Aim of the exercise — Your task is to filter the data below down to the lines holding "config".

BEGIN Provided information

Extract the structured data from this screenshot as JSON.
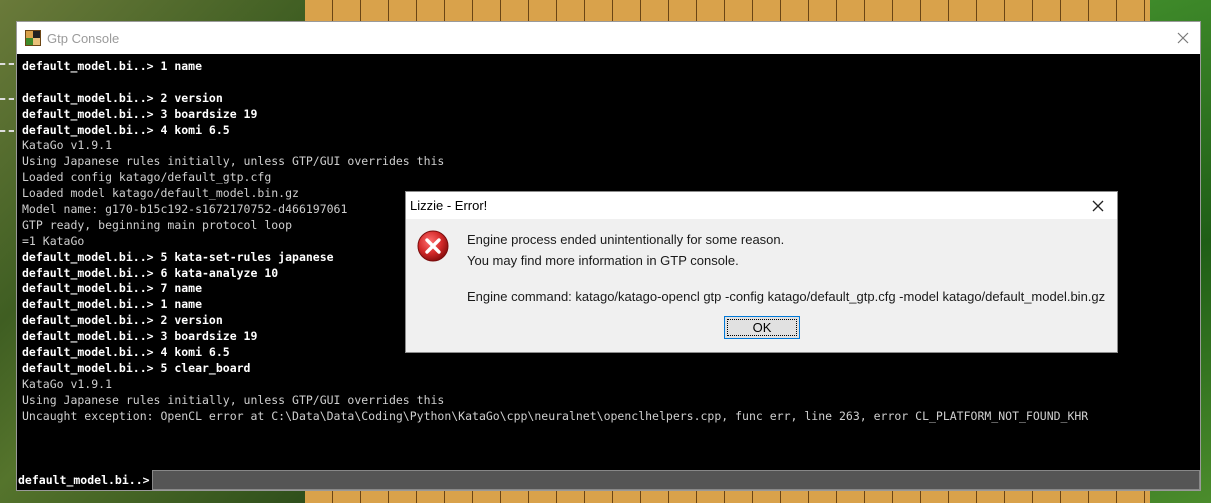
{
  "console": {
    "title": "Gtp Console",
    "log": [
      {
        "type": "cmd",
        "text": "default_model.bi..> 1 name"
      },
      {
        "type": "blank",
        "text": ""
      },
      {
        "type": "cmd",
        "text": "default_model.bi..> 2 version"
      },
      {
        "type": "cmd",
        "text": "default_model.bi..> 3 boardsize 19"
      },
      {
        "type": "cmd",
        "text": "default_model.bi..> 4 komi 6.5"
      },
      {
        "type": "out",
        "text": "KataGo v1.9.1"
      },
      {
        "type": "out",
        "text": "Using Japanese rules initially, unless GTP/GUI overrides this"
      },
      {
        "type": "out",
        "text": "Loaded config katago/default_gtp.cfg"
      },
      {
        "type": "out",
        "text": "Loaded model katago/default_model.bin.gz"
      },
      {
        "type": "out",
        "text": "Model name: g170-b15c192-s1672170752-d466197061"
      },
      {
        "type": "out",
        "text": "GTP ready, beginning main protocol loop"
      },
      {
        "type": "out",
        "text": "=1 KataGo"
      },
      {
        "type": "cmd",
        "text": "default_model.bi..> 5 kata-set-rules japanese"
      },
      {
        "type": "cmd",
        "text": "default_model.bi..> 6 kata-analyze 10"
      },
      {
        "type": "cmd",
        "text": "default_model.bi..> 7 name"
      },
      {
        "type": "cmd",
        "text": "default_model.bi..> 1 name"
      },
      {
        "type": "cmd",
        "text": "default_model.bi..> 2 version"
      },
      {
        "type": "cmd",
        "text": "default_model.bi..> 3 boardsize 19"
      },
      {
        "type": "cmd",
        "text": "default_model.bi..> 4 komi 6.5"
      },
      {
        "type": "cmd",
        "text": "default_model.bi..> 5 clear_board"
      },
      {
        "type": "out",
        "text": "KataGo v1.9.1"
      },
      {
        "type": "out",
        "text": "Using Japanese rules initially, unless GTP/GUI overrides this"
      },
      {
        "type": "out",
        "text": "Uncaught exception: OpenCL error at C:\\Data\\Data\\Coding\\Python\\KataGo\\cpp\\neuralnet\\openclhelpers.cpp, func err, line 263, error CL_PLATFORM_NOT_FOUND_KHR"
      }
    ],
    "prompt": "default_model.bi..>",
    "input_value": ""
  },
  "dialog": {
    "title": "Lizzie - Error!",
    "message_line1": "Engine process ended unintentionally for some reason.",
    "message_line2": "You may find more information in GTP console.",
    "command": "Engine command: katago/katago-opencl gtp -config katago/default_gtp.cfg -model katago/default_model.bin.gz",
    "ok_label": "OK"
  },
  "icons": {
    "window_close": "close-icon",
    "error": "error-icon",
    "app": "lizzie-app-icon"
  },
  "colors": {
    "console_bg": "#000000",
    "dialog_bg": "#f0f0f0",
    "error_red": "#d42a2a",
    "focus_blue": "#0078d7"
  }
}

END Provided information
BEGIN Provided information

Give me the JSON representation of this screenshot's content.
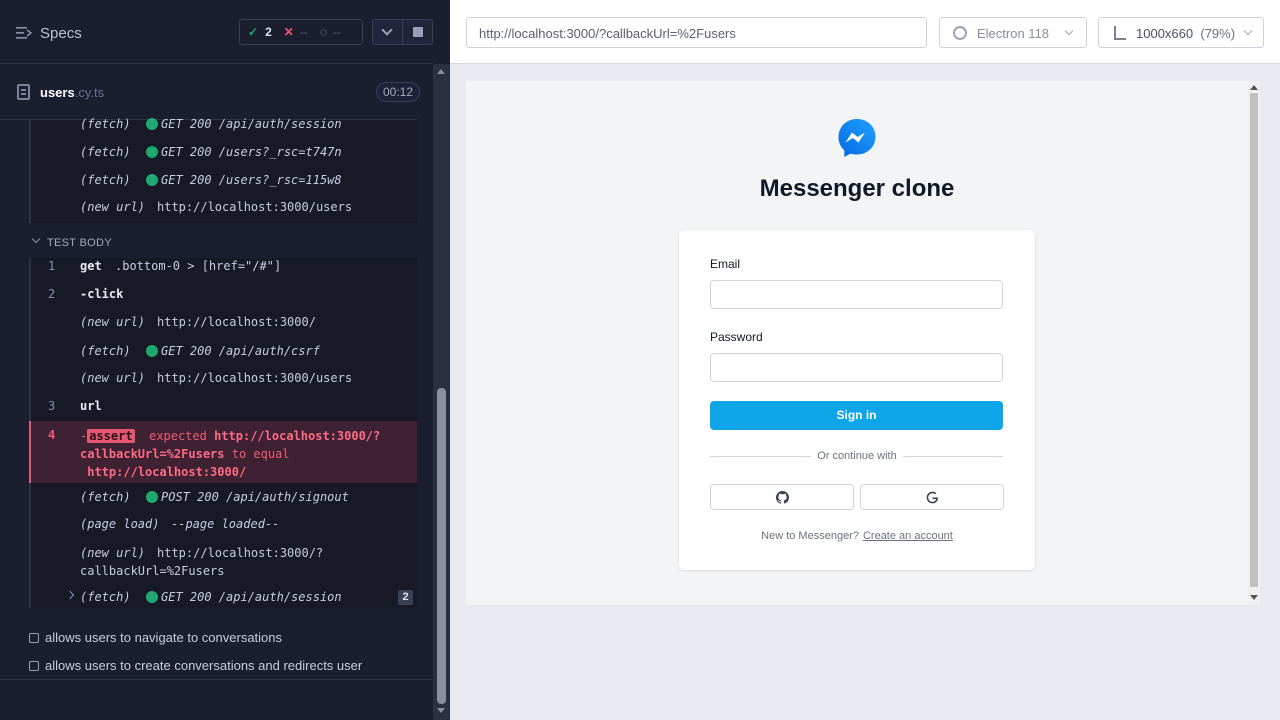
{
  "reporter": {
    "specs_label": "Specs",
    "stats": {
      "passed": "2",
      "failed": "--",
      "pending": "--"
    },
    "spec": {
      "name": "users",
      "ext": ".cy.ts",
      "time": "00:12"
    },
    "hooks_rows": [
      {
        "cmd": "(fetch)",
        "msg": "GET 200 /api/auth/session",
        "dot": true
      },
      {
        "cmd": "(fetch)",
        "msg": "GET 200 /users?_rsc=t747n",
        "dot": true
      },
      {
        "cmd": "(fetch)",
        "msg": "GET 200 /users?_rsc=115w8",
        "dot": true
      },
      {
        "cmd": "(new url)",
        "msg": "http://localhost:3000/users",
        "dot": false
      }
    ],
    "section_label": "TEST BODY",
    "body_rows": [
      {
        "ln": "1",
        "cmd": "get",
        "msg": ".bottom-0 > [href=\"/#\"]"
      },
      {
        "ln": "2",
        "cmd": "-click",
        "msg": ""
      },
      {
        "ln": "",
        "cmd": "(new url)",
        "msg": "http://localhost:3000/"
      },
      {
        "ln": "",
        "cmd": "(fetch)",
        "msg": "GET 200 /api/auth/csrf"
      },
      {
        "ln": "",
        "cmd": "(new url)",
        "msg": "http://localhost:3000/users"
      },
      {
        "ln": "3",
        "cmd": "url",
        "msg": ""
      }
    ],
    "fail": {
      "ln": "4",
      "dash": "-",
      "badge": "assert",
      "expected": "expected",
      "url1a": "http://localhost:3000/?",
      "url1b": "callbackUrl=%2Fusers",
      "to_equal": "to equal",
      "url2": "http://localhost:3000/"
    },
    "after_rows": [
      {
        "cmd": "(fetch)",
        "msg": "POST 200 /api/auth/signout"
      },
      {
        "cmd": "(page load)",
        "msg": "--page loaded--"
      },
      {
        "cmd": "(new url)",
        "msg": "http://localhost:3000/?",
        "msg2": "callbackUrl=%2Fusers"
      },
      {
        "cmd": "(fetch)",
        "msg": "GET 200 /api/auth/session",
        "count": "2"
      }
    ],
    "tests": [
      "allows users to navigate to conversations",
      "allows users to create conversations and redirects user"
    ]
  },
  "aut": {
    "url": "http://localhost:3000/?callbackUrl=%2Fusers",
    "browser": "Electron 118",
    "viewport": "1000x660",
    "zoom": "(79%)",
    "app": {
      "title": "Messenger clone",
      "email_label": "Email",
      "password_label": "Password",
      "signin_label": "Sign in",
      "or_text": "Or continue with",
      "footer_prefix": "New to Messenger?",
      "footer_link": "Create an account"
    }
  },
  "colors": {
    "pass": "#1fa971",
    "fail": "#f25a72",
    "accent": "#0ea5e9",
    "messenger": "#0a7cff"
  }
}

END Provided information
BEGIN Provided information

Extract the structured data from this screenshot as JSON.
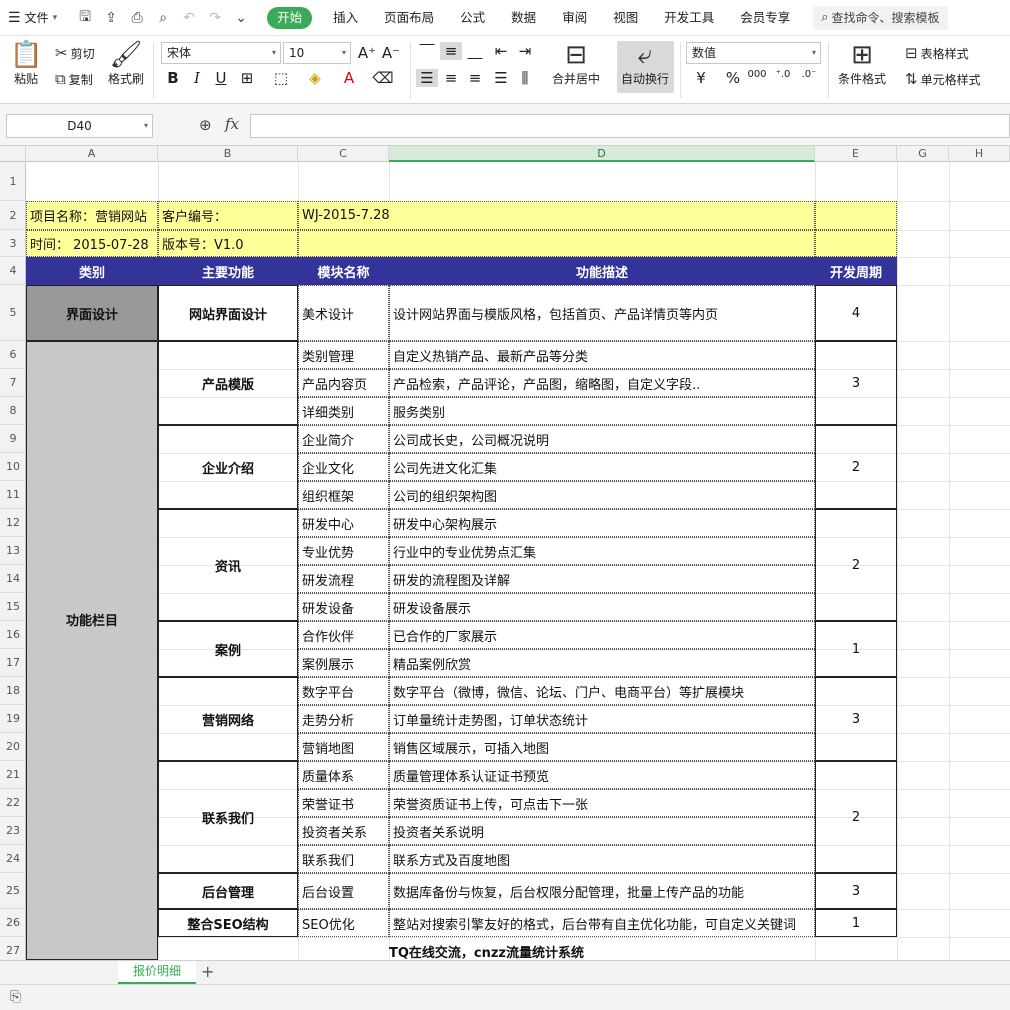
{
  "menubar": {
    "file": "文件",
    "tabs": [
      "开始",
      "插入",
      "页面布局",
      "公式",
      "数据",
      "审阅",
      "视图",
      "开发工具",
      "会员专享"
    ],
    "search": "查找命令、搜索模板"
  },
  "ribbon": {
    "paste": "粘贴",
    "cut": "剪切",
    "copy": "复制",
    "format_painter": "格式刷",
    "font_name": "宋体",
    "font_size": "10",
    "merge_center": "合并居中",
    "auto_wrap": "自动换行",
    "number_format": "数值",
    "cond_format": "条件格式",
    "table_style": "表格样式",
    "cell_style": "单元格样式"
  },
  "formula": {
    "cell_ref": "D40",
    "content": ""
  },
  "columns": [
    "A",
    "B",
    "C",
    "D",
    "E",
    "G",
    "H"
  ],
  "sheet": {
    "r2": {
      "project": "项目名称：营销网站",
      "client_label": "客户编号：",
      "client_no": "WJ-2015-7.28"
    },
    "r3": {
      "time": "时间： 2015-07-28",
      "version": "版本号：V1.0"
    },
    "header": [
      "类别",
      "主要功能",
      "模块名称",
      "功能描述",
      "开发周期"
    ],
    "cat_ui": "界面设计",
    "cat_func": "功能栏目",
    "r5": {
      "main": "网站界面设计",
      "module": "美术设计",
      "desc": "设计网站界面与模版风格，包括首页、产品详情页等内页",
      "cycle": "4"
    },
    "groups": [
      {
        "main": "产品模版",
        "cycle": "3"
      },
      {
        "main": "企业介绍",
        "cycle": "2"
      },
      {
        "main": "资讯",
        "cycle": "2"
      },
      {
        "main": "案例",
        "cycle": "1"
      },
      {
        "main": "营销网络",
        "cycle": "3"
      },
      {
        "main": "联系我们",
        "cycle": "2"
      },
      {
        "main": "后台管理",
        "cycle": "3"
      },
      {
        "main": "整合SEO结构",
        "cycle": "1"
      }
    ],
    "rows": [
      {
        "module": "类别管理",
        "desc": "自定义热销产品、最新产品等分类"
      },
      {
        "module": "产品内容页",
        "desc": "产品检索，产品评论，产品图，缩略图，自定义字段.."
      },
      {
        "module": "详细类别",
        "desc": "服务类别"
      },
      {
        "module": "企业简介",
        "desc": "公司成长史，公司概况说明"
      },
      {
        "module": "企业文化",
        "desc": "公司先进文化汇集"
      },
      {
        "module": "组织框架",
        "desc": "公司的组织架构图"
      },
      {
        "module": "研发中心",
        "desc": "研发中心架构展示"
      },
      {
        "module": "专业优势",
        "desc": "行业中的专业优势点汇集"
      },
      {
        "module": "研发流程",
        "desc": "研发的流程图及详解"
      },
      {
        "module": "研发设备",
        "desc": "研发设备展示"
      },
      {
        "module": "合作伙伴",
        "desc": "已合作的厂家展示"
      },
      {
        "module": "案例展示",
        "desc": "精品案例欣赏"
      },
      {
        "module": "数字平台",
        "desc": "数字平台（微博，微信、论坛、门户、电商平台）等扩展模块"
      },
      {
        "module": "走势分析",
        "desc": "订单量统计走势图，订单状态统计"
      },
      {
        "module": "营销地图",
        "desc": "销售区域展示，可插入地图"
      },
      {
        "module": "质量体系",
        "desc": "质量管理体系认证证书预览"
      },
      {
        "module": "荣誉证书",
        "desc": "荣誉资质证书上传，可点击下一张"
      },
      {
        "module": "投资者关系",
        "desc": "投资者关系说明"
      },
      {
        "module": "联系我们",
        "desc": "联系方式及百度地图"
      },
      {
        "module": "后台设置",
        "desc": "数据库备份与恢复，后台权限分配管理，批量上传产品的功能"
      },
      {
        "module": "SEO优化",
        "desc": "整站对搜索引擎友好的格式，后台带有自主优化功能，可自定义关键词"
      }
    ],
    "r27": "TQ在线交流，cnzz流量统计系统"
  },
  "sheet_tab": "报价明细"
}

END Provided information

Full output —
        "text": "Loaded config katago/default_gtp.cfg"
    "command": "Engine command: katago/katago-opencl gtp -config katago/default_gtp.cfg -model katago/default_model.bin.gz",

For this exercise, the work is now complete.